(TASK):
Provide a single number: the count of lines containing the string "Memory".

-- start DATASET RECORDS --

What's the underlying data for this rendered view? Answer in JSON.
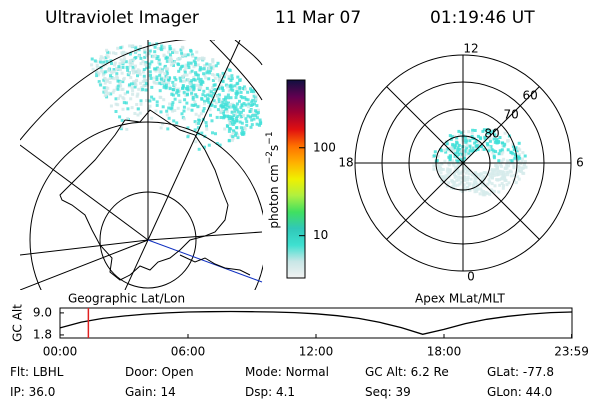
{
  "header": {
    "title": "Ultraviolet Imager",
    "date": "11 Mar 07",
    "time": "01:19:46 UT"
  },
  "map": {
    "label": "Geographic Lat/Lon"
  },
  "colorbar": {
    "label": [
      "photon cm",
      "−2",
      "s",
      "−1"
    ],
    "scale": "log",
    "clim": [
      3.3,
      590
    ],
    "ticks": [
      10,
      100
    ],
    "colors": [
      "#f2f2f2",
      "#c8e6e6",
      "#3ee0d0",
      "#30c8b8",
      "#40e060",
      "#b0f040",
      "#f0f000",
      "#ffb000",
      "#ff7000",
      "#e01010",
      "#a00030",
      "#600050",
      "#101040"
    ]
  },
  "polar": {
    "label": "Apex MLat/MLT",
    "rlim": [
      90,
      50
    ],
    "lat_ticks": [
      80,
      70,
      60
    ],
    "mlt_ticks": [
      0,
      6,
      12,
      18
    ]
  },
  "chart_data": {
    "type": "line",
    "ylabel": "GC Alt",
    "x": [
      0,
      1,
      2,
      3,
      4,
      5,
      6,
      7,
      8,
      9,
      10,
      11,
      12,
      13,
      14,
      15,
      16,
      17,
      18,
      19,
      20,
      21,
      22,
      23,
      23.98
    ],
    "values": [
      4.1,
      6.0,
      7.2,
      8.0,
      8.6,
      9.0,
      9.3,
      9.4,
      9.45,
      9.4,
      9.3,
      9.1,
      8.7,
      8.1,
      7.2,
      5.9,
      4.2,
      2.0,
      3.6,
      5.5,
      6.9,
      7.9,
      8.6,
      9.1,
      9.3
    ],
    "color": "#000000",
    "xlim": [
      0,
      24
    ],
    "xticks": [
      {
        "value": 0,
        "label": "00:00"
      },
      {
        "value": 6,
        "label": "06:00"
      },
      {
        "value": 12,
        "label": "12:00"
      },
      {
        "value": 18,
        "label": "18:00"
      },
      {
        "value": 23.98,
        "label": "23:59"
      }
    ],
    "ylim": [
      0.8,
      10.6
    ],
    "yticks": [
      {
        "value": 9,
        "label": "9.0"
      },
      {
        "value": 1.8,
        "label": "1.8"
      }
    ],
    "marker_x": 1.33,
    "marker_color": "#e02020"
  },
  "footer": {
    "fields": [
      [
        "Flt:",
        "LBHL"
      ],
      [
        "Door:",
        "Open"
      ],
      [
        "Mode:",
        "Normal"
      ],
      [
        "GC Alt:",
        "6.2 Re"
      ],
      [
        "GLat:",
        "-77.8"
      ],
      [
        "IP:",
        "36.0"
      ],
      [
        "Gain:",
        "14"
      ],
      [
        "Dsp:",
        "4.1"
      ],
      [
        "Seq:",
        "39"
      ],
      [
        "GLon:",
        "44.0"
      ]
    ]
  }
}
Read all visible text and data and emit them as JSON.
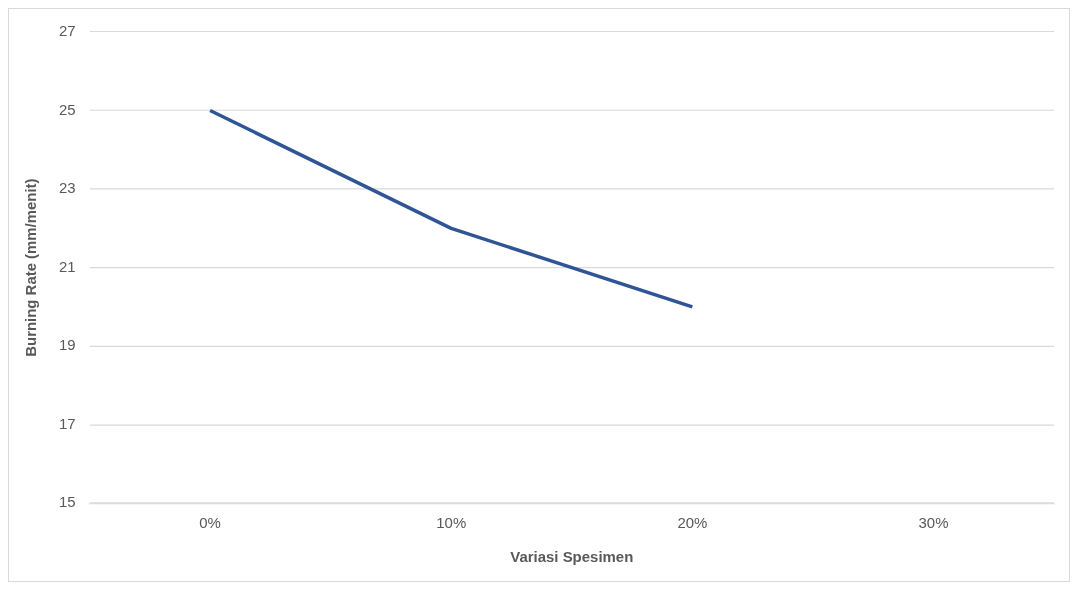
{
  "chart_data": {
    "type": "line",
    "xlabel": "Variasi Spesimen",
    "ylabel": "Burning Rate (mm/menit)",
    "categories": [
      "0%",
      "10%",
      "20%",
      "30%"
    ],
    "series": [
      {
        "color": "#2f5597",
        "values": [
          25,
          22,
          20,
          null
        ]
      }
    ],
    "ylim": [
      15,
      27
    ],
    "yticks": [
      15,
      17,
      19,
      21,
      23,
      25,
      27
    ],
    "grid": "y",
    "legend": false,
    "marker": "none",
    "line_style": "solid"
  }
}
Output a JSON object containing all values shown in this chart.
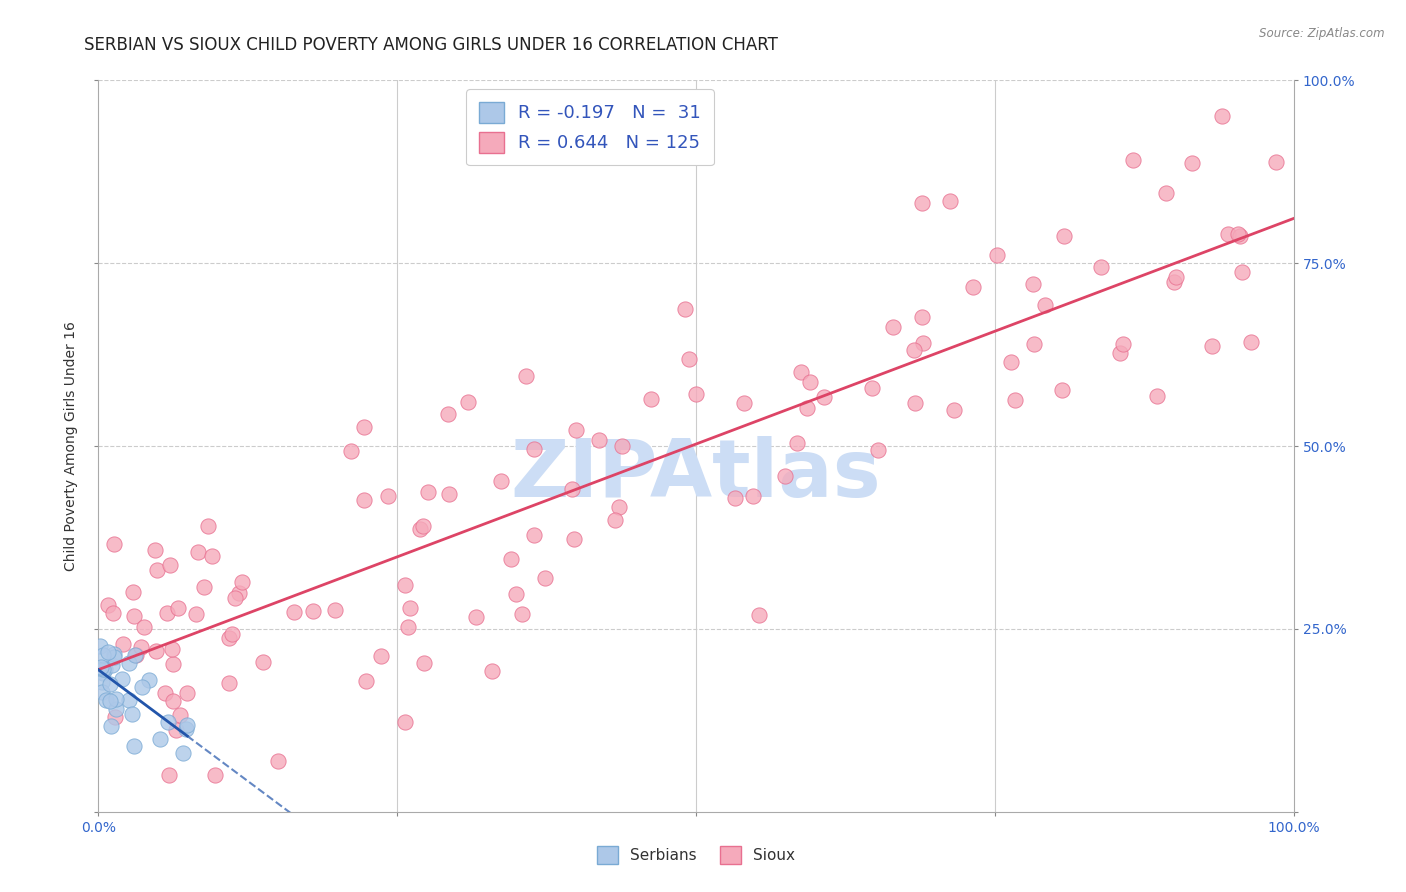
{
  "title": "SERBIAN VS SIOUX CHILD POVERTY AMONG GIRLS UNDER 16 CORRELATION CHART",
  "source": "Source: ZipAtlas.com",
  "ylabel": "Child Poverty Among Girls Under 16",
  "x_tick_labels": [
    "0.0%",
    "",
    "",
    "",
    "100.0%"
  ],
  "y_tick_labels_right": [
    "",
    "25.0%",
    "50.0%",
    "75.0%",
    "100.0%"
  ],
  "serbian_color": "#adc8e8",
  "serbian_edge_color": "#7aaad4",
  "sioux_color": "#f5aabb",
  "sioux_edge_color": "#e87090",
  "serbian_R": -0.197,
  "serbian_N": 31,
  "sioux_R": 0.644,
  "sioux_N": 125,
  "legend_color": "#3355bb",
  "regression_serbian_color": "#2255aa",
  "regression_sioux_color": "#dd4466",
  "grid_color": "#cccccc",
  "watermark_color": "#ccddf5",
  "title_fontsize": 12,
  "axis_label_fontsize": 10,
  "tick_label_fontsize": 10,
  "scatter_size": 120
}
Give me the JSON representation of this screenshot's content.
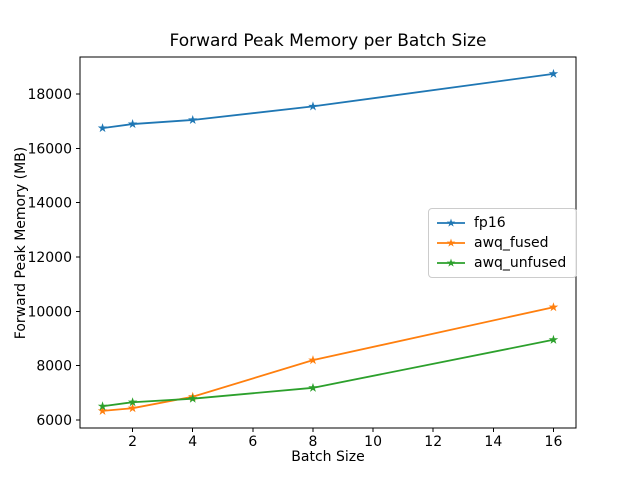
{
  "chart_data": {
    "type": "line",
    "title": "Forward Peak Memory per Batch Size",
    "xlabel": "Batch Size",
    "ylabel": "Forward Peak Memory (MB)",
    "x": [
      1,
      2,
      4,
      8,
      16
    ],
    "series": [
      {
        "name": "fp16",
        "color": "#1f77b4",
        "values": [
          16750,
          16900,
          17050,
          17550,
          18750
        ]
      },
      {
        "name": "awq_fused",
        "color": "#ff7f0e",
        "values": [
          6330,
          6430,
          6850,
          8200,
          10150
        ]
      },
      {
        "name": "awq_unfused",
        "color": "#2ca02c",
        "values": [
          6500,
          6650,
          6780,
          7180,
          8950
        ]
      }
    ],
    "xlim": [
      0.25,
      16.75
    ],
    "ylim": [
      5700,
      19370
    ],
    "xticks": [
      2,
      4,
      6,
      8,
      10,
      12,
      14,
      16
    ],
    "yticks": [
      6000,
      8000,
      10000,
      12000,
      14000,
      16000,
      18000
    ],
    "grid": false,
    "marker": "star",
    "legend_position": "center right",
    "axis_color": "#000000",
    "background_color": "#ffffff",
    "legend_border_color": "#cccccc"
  }
}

-- end DATASET RECORDS --

(IN RESPONSE):
2